**SHORT PROBLEM**
What follows is a set of records; restate each one word for word and drop the pictures.

**RECORD LIST**
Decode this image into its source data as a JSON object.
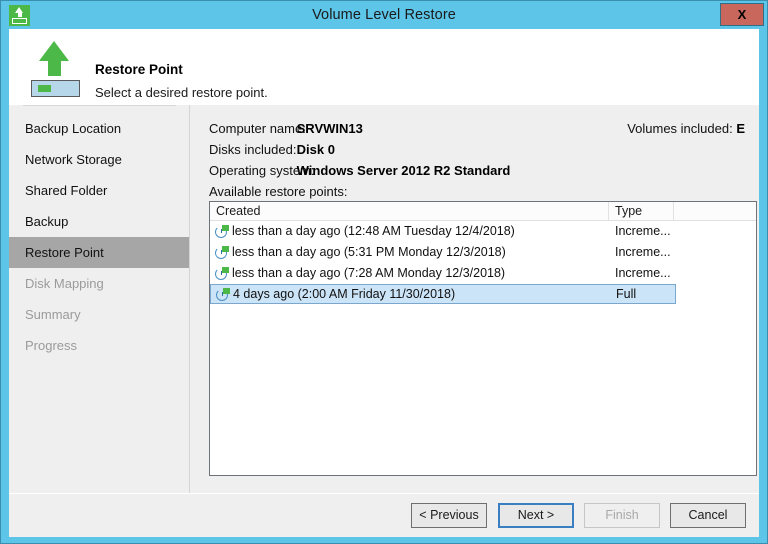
{
  "window": {
    "title": "Volume Level Restore",
    "app_icon": "restore-drive-icon",
    "close_label": "X"
  },
  "header": {
    "icon": "green-up-arrow-drive-icon",
    "title": "Restore Point",
    "subtitle": "Select a desired restore point."
  },
  "sidebar": {
    "items": [
      {
        "label": "Backup Location",
        "state": "normal"
      },
      {
        "label": "Network Storage",
        "state": "normal"
      },
      {
        "label": "Shared Folder",
        "state": "normal"
      },
      {
        "label": "Backup",
        "state": "normal"
      },
      {
        "label": "Restore Point",
        "state": "selected"
      },
      {
        "label": "Disk Mapping",
        "state": "disabled"
      },
      {
        "label": "Summary",
        "state": "disabled"
      },
      {
        "label": "Progress",
        "state": "disabled"
      }
    ]
  },
  "content": {
    "computer_name_label": "Computer name:",
    "computer_name_value": "SRVWIN13",
    "disks_included_label": "Disks included:",
    "disks_included_value": "Disk 0",
    "operating_system_label": "Operating system:",
    "operating_system_value": "Windows Server 2012 R2 Standard",
    "volumes_included_label": "Volumes included:",
    "volumes_included_value": "E",
    "available_restore_points_label": "Available restore points:"
  },
  "restore_points": {
    "columns": [
      "Created",
      "Type",
      ""
    ],
    "rows": [
      {
        "icon": "restore-point-clock-icon",
        "created": "less than a day ago (12:48 AM Tuesday 12/4/2018)",
        "type": "Increme...",
        "selected": false
      },
      {
        "icon": "restore-point-clock-icon",
        "created": "less than a day ago (5:31 PM Monday 12/3/2018)",
        "type": "Increme...",
        "selected": false
      },
      {
        "icon": "restore-point-clock-icon",
        "created": "less than a day ago (7:28 AM Monday 12/3/2018)",
        "type": "Increme...",
        "selected": false
      },
      {
        "icon": "restore-point-clock-icon",
        "created": "4 days ago (2:00 AM Friday 11/30/2018)",
        "type": "Full",
        "selected": true
      }
    ]
  },
  "footer": {
    "previous_label": "< Previous",
    "next_label": "Next >",
    "finish_label": "Finish",
    "cancel_label": "Cancel"
  },
  "colors": {
    "title_bar": "#5cc5e8",
    "close_button": "#c9675c",
    "accent_green": "#4cb847",
    "selection_blue": "#cce4f7",
    "sidebar_selected": "#a6a6a6",
    "dialog_bg": "#efefef"
  }
}
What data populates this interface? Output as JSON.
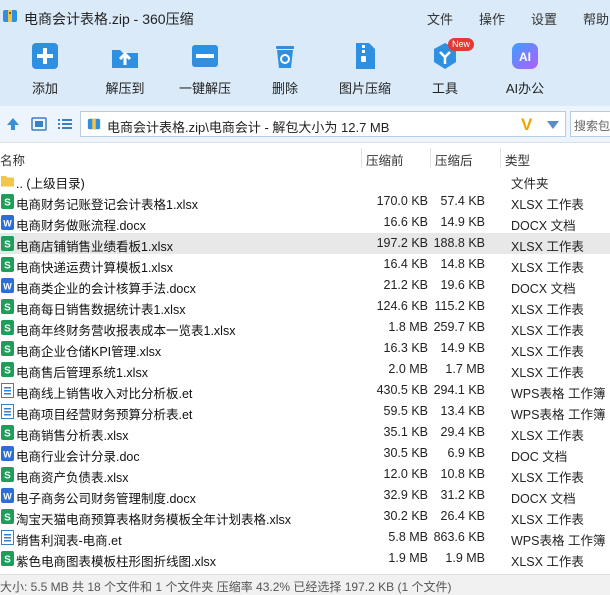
{
  "window": {
    "title": "电商会计表格.zip - 360压缩"
  },
  "menu": [
    {
      "label": "文件"
    },
    {
      "label": "操作"
    },
    {
      "label": "设置"
    },
    {
      "label": "帮助"
    }
  ],
  "toolbar": {
    "add": "添加",
    "extract_to": "解压到",
    "one_click": "一键解压",
    "delete": "删除",
    "image_compress": "图片压缩",
    "tools": "工具",
    "tools_badge": "New",
    "ai_office": "AI办公"
  },
  "address": {
    "path": "电商会计表格.zip\\电商会计 - 解包大小为 12.7 MB",
    "search_placeholder": "搜索包"
  },
  "columns": {
    "name": "名称",
    "size": "压缩前",
    "packed": "压缩后",
    "type": "类型"
  },
  "files": [
    {
      "name": ".. (上级目录)",
      "size": "",
      "packed": "",
      "type": "文件夹",
      "kind": "folder"
    },
    {
      "name": "电商财务记账登记会计表格1.xlsx",
      "size": "170.0 KB",
      "packed": "57.4 KB",
      "type": "XLSX 工作表",
      "kind": "xlsx"
    },
    {
      "name": "电商财务做账流程.docx",
      "size": "16.6 KB",
      "packed": "14.9 KB",
      "type": "DOCX 文档",
      "kind": "docx"
    },
    {
      "name": "电商店铺销售业绩看板1.xlsx",
      "size": "197.2 KB",
      "packed": "188.8 KB",
      "type": "XLSX 工作表",
      "kind": "xlsx",
      "selected": true
    },
    {
      "name": "电商快递运费计算模板1.xlsx",
      "size": "16.4 KB",
      "packed": "14.8 KB",
      "type": "XLSX 工作表",
      "kind": "xlsx"
    },
    {
      "name": "电商类企业的会计核算手法.docx",
      "size": "21.2 KB",
      "packed": "19.6 KB",
      "type": "DOCX 文档",
      "kind": "docx"
    },
    {
      "name": "电商每日销售数据统计表1.xlsx",
      "size": "124.6 KB",
      "packed": "115.2 KB",
      "type": "XLSX 工作表",
      "kind": "xlsx"
    },
    {
      "name": "电商年终财务营收报表成本一览表1.xlsx",
      "size": "1.8 MB",
      "packed": "259.7 KB",
      "type": "XLSX 工作表",
      "kind": "xlsx"
    },
    {
      "name": "电商企业仓储KPI管理.xlsx",
      "size": "16.3 KB",
      "packed": "14.9 KB",
      "type": "XLSX 工作表",
      "kind": "xlsx"
    },
    {
      "name": "电商售后管理系统1.xlsx",
      "size": "2.0 MB",
      "packed": "1.7 MB",
      "type": "XLSX 工作表",
      "kind": "xlsx"
    },
    {
      "name": "电商线上销售收入对比分析板.et",
      "size": "430.5 KB",
      "packed": "294.1 KB",
      "type": "WPS表格 工作簿",
      "kind": "et"
    },
    {
      "name": "电商项目经营财务预算分析表.et",
      "size": "59.5 KB",
      "packed": "13.4 KB",
      "type": "WPS表格 工作簿",
      "kind": "et"
    },
    {
      "name": "电商销售分析表.xlsx",
      "size": "35.1 KB",
      "packed": "29.4 KB",
      "type": "XLSX 工作表",
      "kind": "xlsx"
    },
    {
      "name": "电商行业会计分录.doc",
      "size": "30.5 KB",
      "packed": "6.9 KB",
      "type": "DOC 文档",
      "kind": "docx"
    },
    {
      "name": "电商资产负债表.xlsx",
      "size": "12.0 KB",
      "packed": "10.8 KB",
      "type": "XLSX 工作表",
      "kind": "xlsx"
    },
    {
      "name": "电子商务公司财务管理制度.docx",
      "size": "32.9 KB",
      "packed": "31.2 KB",
      "type": "DOCX 文档",
      "kind": "docx"
    },
    {
      "name": "淘宝天猫电商预算表格财务模板全年计划表格.xlsx",
      "size": "30.2 KB",
      "packed": "26.4 KB",
      "type": "XLSX 工作表",
      "kind": "xlsx"
    },
    {
      "name": "销售利润表-电商.et",
      "size": "5.8 MB",
      "packed": "863.6 KB",
      "type": "WPS表格 工作簿",
      "kind": "et"
    },
    {
      "name": "紫色电商图表模板柱形图折线图.xlsx",
      "size": "1.9 MB",
      "packed": "1.9 MB",
      "type": "XLSX 工作表",
      "kind": "xlsx"
    }
  ],
  "status": "大小: 5.5 MB 共 18 个文件和 1 个文件夹 压缩率 43.2% 已经选择 197.2 KB (1 个文件)",
  "colors": {
    "toolbar_bg": "#dbeaf9",
    "icon_blue": "#2f8fe0",
    "xlsx_green": "#1e9e5a",
    "docx_blue": "#2b6fd6",
    "selected_row": "#e8e8e8"
  }
}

**THE SOLUTION**
Decode this image into its source data as a JSON object.
{
  "window": {
    "title": "Volume Level Restore",
    "app_icon": "restore-drive-icon",
    "close_label": "X"
  },
  "header": {
    "icon": "green-up-arrow-drive-icon",
    "title": "Restore Point",
    "subtitle": "Select a desired restore point."
  },
  "sidebar": {
    "items": [
      {
        "label": "Backup Location",
        "state": "normal"
      },
      {
        "label": "Network Storage",
        "state": "normal"
      },
      {
        "label": "Shared Folder",
        "state": "normal"
      },
      {
        "label": "Backup",
        "state": "normal"
      },
      {
        "label": "Restore Point",
        "state": "selected"
      },
      {
        "label": "Disk Mapping",
        "state": "disabled"
      },
      {
        "label": "Summary",
        "state": "disabled"
      },
      {
        "label": "Progress",
        "state": "disabled"
      }
    ]
  },
  "content": {
    "computer_name_label": "Computer name:",
    "computer_name_value": "SRVWIN13",
    "disks_included_label": "Disks included:",
    "disks_included_value": "Disk 0",
    "operating_system_label": "Operating system:",
    "operating_system_value": "Windows Server 2012 R2 Standard",
    "volumes_included_label": "Volumes included:",
    "volumes_included_value": "E",
    "available_restore_points_label": "Available restore points:"
  },
  "restore_points": {
    "columns": [
      "Created",
      "Type",
      ""
    ],
    "rows": [
      {
        "icon": "restore-point-clock-icon",
        "created": "less than a day ago (12:48 AM Tuesday 12/4/2018)",
        "type": "Increme...",
        "selected": false
      },
      {
        "icon": "restore-point-clock-icon",
        "created": "less than a day ago (5:31 PM Monday 12/3/2018)",
        "type": "Increme...",
        "selected": false
      },
      {
        "icon": "restore-point-clock-icon",
        "created": "less than a day ago (7:28 AM Monday 12/3/2018)",
        "type": "Increme...",
        "selected": false
      },
      {
        "icon": "restore-point-clock-icon",
        "created": "4 days ago (2:00 AM Friday 11/30/2018)",
        "type": "Full",
        "selected": true
      }
    ]
  },
  "footer": {
    "previous_label": "< Previous",
    "next_label": "Next >",
    "finish_label": "Finish",
    "cancel_label": "Cancel"
  },
  "colors": {
    "title_bar": "#5cc5e8",
    "close_button": "#c9675c",
    "accent_green": "#4cb847",
    "selection_blue": "#cce4f7",
    "sidebar_selected": "#a6a6a6",
    "dialog_bg": "#efefef"
  }
}
What data populates this interface? Output as JSON.
{
  "window": {
    "title": "电商会计表格.zip - 360压缩"
  },
  "menu": [
    {
      "label": "文件"
    },
    {
      "label": "操作"
    },
    {
      "label": "设置"
    },
    {
      "label": "帮助"
    }
  ],
  "toolbar": {
    "add": "添加",
    "extract_to": "解压到",
    "one_click": "一键解压",
    "delete": "删除",
    "image_compress": "图片压缩",
    "tools": "工具",
    "tools_badge": "New",
    "ai_office": "AI办公"
  },
  "address": {
    "path": "电商会计表格.zip\\电商会计 - 解包大小为 12.7 MB",
    "search_placeholder": "搜索包"
  },
  "columns": {
    "name": "名称",
    "size": "压缩前",
    "packed": "压缩后",
    "type": "类型"
  },
  "files": [
    {
      "name": ".. (上级目录)",
      "size": "",
      "packed": "",
      "type": "文件夹",
      "kind": "folder"
    },
    {
      "name": "电商财务记账登记会计表格1.xlsx",
      "size": "170.0 KB",
      "packed": "57.4 KB",
      "type": "XLSX 工作表",
      "kind": "xlsx"
    },
    {
      "name": "电商财务做账流程.docx",
      "size": "16.6 KB",
      "packed": "14.9 KB",
      "type": "DOCX 文档",
      "kind": "docx"
    },
    {
      "name": "电商店铺销售业绩看板1.xlsx",
      "size": "197.2 KB",
      "packed": "188.8 KB",
      "type": "XLSX 工作表",
      "kind": "xlsx",
      "selected": true
    },
    {
      "name": "电商快递运费计算模板1.xlsx",
      "size": "16.4 KB",
      "packed": "14.8 KB",
      "type": "XLSX 工作表",
      "kind": "xlsx"
    },
    {
      "name": "电商类企业的会计核算手法.docx",
      "size": "21.2 KB",
      "packed": "19.6 KB",
      "type": "DOCX 文档",
      "kind": "docx"
    },
    {
      "name": "电商每日销售数据统计表1.xlsx",
      "size": "124.6 KB",
      "packed": "115.2 KB",
      "type": "XLSX 工作表",
      "kind": "xlsx"
    },
    {
      "name": "电商年终财务营收报表成本一览表1.xlsx",
      "size": "1.8 MB",
      "packed": "259.7 KB",
      "type": "XLSX 工作表",
      "kind": "xlsx"
    },
    {
      "name": "电商企业仓储KPI管理.xlsx",
      "size": "16.3 KB",
      "packed": "14.9 KB",
      "type": "XLSX 工作表",
      "kind": "xlsx"
    },
    {
      "name": "电商售后管理系统1.xlsx",
      "size": "2.0 MB",
      "packed": "1.7 MB",
      "type": "XLSX 工作表",
      "kind": "xlsx"
    },
    {
      "name": "电商线上销售收入对比分析板.et",
      "size": "430.5 KB",
      "packed": "294.1 KB",
      "type": "WPS表格 工作簿",
      "kind": "et"
    },
    {
      "name": "电商项目经营财务预算分析表.et",
      "size": "59.5 KB",
      "packed": "13.4 KB",
      "type": "WPS表格 工作簿",
      "kind": "et"
    },
    {
      "name": "电商销售分析表.xlsx",
      "size": "35.1 KB",
      "packed": "29.4 KB",
      "type": "XLSX 工作表",
      "kind": "xlsx"
    },
    {
      "name": "电商行业会计分录.doc",
      "size": "30.5 KB",
      "packed": "6.9 KB",
      "type": "DOC 文档",
      "kind": "docx"
    },
    {
      "name": "电商资产负债表.xlsx",
      "size": "12.0 KB",
      "packed": "10.8 KB",
      "type": "XLSX 工作表",
      "kind": "xlsx"
    },
    {
      "name": "电子商务公司财务管理制度.docx",
      "size": "32.9 KB",
      "packed": "31.2 KB",
      "type": "DOCX 文档",
      "kind": "docx"
    },
    {
      "name": "淘宝天猫电商预算表格财务模板全年计划表格.xlsx",
      "size": "30.2 KB",
      "packed": "26.4 KB",
      "type": "XLSX 工作表",
      "kind": "xlsx"
    },
    {
      "name": "销售利润表-电商.et",
      "size": "5.8 MB",
      "packed": "863.6 KB",
      "type": "WPS表格 工作簿",
      "kind": "et"
    },
    {
      "name": "紫色电商图表模板柱形图折线图.xlsx",
      "size": "1.9 MB",
      "packed": "1.9 MB",
      "type": "XLSX 工作表",
      "kind": "xlsx"
    }
  ],
  "status": "大小: 5.5 MB 共 18 个文件和 1 个文件夹 压缩率 43.2% 已经选择 197.2 KB (1 个文件)",
  "colors": {
    "toolbar_bg": "#dbeaf9",
    "icon_blue": "#2f8fe0",
    "xlsx_green": "#1e9e5a",
    "docx_blue": "#2b6fd6",
    "selected_row": "#e8e8e8"
  }
}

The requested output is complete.